### Problem requirements
The complete listing should be restated exactly.

>> BEGIN Material to process

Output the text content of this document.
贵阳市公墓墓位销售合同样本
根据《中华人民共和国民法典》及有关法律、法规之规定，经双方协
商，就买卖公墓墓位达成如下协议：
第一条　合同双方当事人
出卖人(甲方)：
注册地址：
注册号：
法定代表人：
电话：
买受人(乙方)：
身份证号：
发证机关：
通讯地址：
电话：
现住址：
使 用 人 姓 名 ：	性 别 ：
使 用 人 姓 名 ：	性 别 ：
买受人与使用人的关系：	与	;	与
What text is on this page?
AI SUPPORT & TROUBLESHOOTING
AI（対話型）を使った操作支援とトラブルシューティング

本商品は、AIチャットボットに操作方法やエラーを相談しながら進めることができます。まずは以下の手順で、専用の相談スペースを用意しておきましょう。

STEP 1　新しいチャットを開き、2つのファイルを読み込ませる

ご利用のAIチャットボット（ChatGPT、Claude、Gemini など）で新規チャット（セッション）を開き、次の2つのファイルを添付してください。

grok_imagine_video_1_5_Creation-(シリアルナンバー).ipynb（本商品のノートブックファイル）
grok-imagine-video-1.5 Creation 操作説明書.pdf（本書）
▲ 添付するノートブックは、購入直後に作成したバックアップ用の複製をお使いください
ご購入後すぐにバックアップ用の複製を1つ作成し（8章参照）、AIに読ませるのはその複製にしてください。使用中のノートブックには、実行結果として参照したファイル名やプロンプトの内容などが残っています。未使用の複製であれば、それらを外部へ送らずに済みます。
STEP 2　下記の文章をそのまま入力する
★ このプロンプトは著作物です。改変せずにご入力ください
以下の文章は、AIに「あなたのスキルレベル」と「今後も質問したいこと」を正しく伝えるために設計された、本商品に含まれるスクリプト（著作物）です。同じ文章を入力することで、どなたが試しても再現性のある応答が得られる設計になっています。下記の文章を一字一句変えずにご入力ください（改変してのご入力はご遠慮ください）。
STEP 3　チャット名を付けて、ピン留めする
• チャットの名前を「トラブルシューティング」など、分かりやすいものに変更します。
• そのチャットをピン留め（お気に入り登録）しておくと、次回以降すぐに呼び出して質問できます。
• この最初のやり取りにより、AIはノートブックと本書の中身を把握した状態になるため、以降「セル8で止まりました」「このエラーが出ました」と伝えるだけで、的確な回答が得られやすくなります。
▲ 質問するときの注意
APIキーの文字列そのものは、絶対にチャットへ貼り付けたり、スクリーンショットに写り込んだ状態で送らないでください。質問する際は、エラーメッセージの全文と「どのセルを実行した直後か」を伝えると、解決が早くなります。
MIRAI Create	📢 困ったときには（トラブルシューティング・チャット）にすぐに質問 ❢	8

>> END Material to process

### Full response
Output the text content of this document.
贵阳市公墓墓位销售合同样本
根据《中华人民共和国民法典》及有关法律、法规之规定，经双方协
商，就买卖公墓墓位达成如下协议：
第一条　合同双方当事人
出卖人(甲方)：
注册地址：
注册号：
法定代表人：
电话：
买受人(乙方)：
身份证号：
发证机关：
通讯地址：
电话：
现住址：
使 用 人 姓 名 ：	性 别 ：
使 用 人 姓 名 ：	性 别 ：
买受人与使用人的关系：	与	;	与
What text is on this page?
AI SUPPORT & TROUBLESHOOTING
AI（対話型）を使った操作支援とトラブルシューティング

本商品は、AIチャットボットに操作方法やエラーを相談しながら進めることができます。まずは以下の手順で、専用の相談スペースを用意しておきましょう。

STEP 1　新しいチャットを開き、2つのファイルを読み込ませる

ご利用のAIチャットボット（ChatGPT、Claude、Gemini など）で新規チャット（セッション）を開き、次の2つのファイルを添付してください。

grok_imagine_video_1_5_Creation-(シリアルナンバー).ipynb（本商品のノートブックファイル）
grok-imagine-video-1.5 Creation 操作説明書.pdf（本書）
▲ 添付するノートブックは、購入直後に作成したバックアップ用の複製をお使いください
ご購入後すぐにバックアップ用の複製を1つ作成し（8章参照）、AIに読ませるのはその複製にしてください。使用中のノートブックには、実行結果として参照したファイル名やプロンプトの内容などが残っています。未使用の複製であれば、それらを外部へ送らずに済みます。
STEP 2　下記の文章をそのまま入力する
★ このプロンプトは著作物です。改変せずにご入力ください
以下の文章は、AIに「あなたのスキルレベル」と「今後も質問したいこと」を正しく伝えるために設計された、本商品に含まれるスクリプト（著作物）です。同じ文章を入力することで、どなたが試しても再現性のある応答が得られる設計になっています。下記の文章を一字一句変えずにご入力ください（改変してのご入力はご遠慮ください）。
STEP 3　チャット名を付けて、ピン留めする
• チャットの名前を「トラブルシューティング」など、分かりやすいものに変更します。
• そのチャットをピン留め（お気に入り登録）しておくと、次回以降すぐに呼び出して質問できます。
• この最初のやり取りにより、AIはノートブックと本書の中身を把握した状態になるため、以降「セル8で止まりました」「このエラーが出ました」と伝えるだけで、的確な回答が得られやすくなります。
▲ 質問するときの注意
APIキーの文字列そのものは、絶対にチャットへ貼り付けたり、スクリーンショットに写り込んだ状態で送らないでください。質問する際は、エラーメッセージの全文と「どのセルを実行した直後か」を伝えると、解決が早くなります。
MIRAI Create	📢 困ったときには（トラブルシューティング・チャット）にすぐに質問 ❢	8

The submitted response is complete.